>>>>>

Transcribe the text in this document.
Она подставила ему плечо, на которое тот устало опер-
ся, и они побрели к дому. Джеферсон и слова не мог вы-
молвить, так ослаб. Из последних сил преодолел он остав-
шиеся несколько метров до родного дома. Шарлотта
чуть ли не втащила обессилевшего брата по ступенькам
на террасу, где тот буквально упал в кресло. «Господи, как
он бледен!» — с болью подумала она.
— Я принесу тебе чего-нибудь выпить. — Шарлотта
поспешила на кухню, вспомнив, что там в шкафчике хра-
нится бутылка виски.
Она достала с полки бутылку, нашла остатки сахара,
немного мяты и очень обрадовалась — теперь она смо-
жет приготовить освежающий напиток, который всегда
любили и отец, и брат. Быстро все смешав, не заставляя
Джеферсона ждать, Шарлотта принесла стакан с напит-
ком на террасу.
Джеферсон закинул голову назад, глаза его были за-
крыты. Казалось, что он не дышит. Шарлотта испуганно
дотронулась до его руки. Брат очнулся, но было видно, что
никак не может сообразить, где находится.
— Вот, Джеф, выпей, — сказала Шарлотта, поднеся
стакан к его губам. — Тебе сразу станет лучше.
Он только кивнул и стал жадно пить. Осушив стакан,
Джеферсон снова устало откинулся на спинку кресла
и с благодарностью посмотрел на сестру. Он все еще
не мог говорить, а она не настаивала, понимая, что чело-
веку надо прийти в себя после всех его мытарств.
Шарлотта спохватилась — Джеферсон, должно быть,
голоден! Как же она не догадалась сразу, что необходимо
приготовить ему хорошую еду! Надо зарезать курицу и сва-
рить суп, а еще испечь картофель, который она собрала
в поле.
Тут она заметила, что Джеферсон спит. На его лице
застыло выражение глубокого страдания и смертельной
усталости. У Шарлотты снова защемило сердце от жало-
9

<<<<<

Return every line above in which the string "который" occurs.

жет приготовить освежающий напиток, который всегда
рить суп, а еще испечь картофель, который она собрала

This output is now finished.